(Items listed in a dataset)
_ _ _ _ _ _ _
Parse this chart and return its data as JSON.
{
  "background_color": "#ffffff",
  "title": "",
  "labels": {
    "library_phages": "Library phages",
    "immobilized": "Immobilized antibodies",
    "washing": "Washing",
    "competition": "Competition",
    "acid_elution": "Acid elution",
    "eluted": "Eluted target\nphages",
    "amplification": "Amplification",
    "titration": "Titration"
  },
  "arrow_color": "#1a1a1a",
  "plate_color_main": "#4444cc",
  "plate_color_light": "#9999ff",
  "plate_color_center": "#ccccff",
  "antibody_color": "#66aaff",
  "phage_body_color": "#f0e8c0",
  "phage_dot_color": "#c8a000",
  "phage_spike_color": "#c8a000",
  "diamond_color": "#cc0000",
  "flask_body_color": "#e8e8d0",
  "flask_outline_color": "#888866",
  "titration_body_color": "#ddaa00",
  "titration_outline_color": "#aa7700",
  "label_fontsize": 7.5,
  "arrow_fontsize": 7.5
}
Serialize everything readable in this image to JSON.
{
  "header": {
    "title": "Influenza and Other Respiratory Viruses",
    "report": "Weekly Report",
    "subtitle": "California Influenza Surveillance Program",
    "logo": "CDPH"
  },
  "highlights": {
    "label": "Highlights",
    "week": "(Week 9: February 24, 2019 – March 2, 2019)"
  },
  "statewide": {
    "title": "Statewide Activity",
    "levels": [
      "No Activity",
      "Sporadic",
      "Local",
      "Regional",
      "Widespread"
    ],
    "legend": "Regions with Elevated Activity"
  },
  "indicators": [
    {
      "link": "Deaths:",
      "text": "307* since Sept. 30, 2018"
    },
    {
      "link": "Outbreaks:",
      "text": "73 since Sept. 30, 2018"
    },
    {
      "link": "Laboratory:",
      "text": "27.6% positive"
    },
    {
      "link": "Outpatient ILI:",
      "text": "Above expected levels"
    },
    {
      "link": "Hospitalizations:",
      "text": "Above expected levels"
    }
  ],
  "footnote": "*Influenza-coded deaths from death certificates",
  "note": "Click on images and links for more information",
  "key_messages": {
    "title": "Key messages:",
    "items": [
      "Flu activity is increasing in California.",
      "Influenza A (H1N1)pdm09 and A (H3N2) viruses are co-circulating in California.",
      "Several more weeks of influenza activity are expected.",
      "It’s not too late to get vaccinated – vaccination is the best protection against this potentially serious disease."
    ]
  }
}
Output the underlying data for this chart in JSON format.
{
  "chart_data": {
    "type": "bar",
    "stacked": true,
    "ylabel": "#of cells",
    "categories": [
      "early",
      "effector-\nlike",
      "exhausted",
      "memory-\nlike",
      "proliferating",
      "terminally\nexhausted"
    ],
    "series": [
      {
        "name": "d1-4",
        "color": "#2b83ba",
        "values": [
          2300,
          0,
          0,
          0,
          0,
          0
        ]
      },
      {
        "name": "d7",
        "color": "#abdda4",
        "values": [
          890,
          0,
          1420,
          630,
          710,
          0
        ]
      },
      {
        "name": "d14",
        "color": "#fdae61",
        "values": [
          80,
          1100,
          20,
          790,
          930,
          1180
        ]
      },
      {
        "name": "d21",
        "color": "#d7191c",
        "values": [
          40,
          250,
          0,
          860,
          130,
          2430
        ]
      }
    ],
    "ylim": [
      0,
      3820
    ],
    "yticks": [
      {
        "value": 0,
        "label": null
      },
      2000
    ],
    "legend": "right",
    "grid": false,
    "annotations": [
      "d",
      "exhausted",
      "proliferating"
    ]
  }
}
_ _ _ _ _ _ _
TASK DETAILS: Reproduce the data, keeping every line exactly the same.

TASK ANSWER:
Parse this chart and return its data as JSON.
{
  "background_color": "#ffffff",
  "title": "",
  "labels": {
    "library_phages": "Library phages",
    "immobilized": "Immobilized antibodies",
    "washing": "Washing",
    "competition": "Competition",
    "acid_elution": "Acid elution",
    "eluted": "Eluted target\nphages",
    "amplification": "Amplification",
    "titration": "Titration"
  },
  "arrow_color": "#1a1a1a",
  "plate_color_main": "#4444cc",
  "plate_color_light": "#9999ff",
  "plate_color_center": "#ccccff",
  "antibody_color": "#66aaff",
  "phage_body_color": "#f0e8c0",
  "phage_dot_color": "#c8a000",
  "phage_spike_color": "#c8a000",
  "diamond_color": "#cc0000",
  "flask_body_color": "#e8e8d0",
  "flask_outline_color": "#888866",
  "titration_body_color": "#ddaa00",
  "titration_outline_color": "#aa7700",
  "label_fontsize": 7.5,
  "arrow_fontsize": 7.5
}
Serialize everything readable in this image to JSON.
{
  "header": {
    "title": "Influenza and Other Respiratory Viruses",
    "report": "Weekly Report",
    "subtitle": "California Influenza Surveillance Program",
    "logo": "CDPH"
  },
  "highlights": {
    "label": "Highlights",
    "week": "(Week 9: February 24, 2019 – March 2, 2019)"
  },
  "statewide": {
    "title": "Statewide Activity",
    "levels": [
      "No Activity",
      "Sporadic",
      "Local",
      "Regional",
      "Widespread"
    ],
    "legend": "Regions with Elevated Activity"
  },
  "indicators": [
    {
      "link": "Deaths:",
      "text": "307* since Sept. 30, 2018"
    },
    {
      "link": "Outbreaks:",
      "text": "73 since Sept. 30, 2018"
    },
    {
      "link": "Laboratory:",
      "text": "27.6% positive"
    },
    {
      "link": "Outpatient ILI:",
      "text": "Above expected levels"
    },
    {
      "link": "Hospitalizations:",
      "text": "Above expected levels"
    }
  ],
  "footnote": "*Influenza-coded deaths from death certificates",
  "note": "Click on images and links for more information",
  "key_messages": {
    "title": "Key messages:",
    "items": [
      "Flu activity is increasing in California.",
      "Influenza A (H1N1)pdm09 and A (H3N2) viruses are co-circulating in California.",
      "Several more weeks of influenza activity are expected.",
      "It’s not too late to get vaccinated – vaccination is the best protection against this potentially serious disease."
    ]
  }
}
Output the underlying data for this chart in JSON format.
{
  "chart_data": {
    "type": "bar",
    "stacked": true,
    "ylabel": "#of cells",
    "categories": [
      "early",
      "effector-\nlike",
      "exhausted",
      "memory-\nlike",
      "proliferating",
      "terminally\nexhausted"
    ],
    "series": [
      {
        "name": "d1-4",
        "color": "#2b83ba",
        "values": [
          2300,
          0,
          0,
          0,
          0,
          0
        ]
      },
      {
        "name": "d7",
        "color": "#abdda4",
        "values": [
          890,
          0,
          1420,
          630,
          710,
          0
        ]
      },
      {
        "name": "d14",
        "color": "#fdae61",
        "values": [
          80,
          1100,
          20,
          790,
          930,
          1180
        ]
      },
      {
        "name": "d21",
        "color": "#d7191c",
        "values": [
          40,
          250,
          0,
          860,
          130,
          2430
        ]
      }
    ],
    "ylim": [
      0,
      3820
    ],
    "yticks": [
      {
        "value": 0,
        "label": null
      },
      2000
    ],
    "legend": "right",
    "grid": false,
    "annotations": [
      "d",
      "exhausted",
      "proliferating"
    ]
  }
}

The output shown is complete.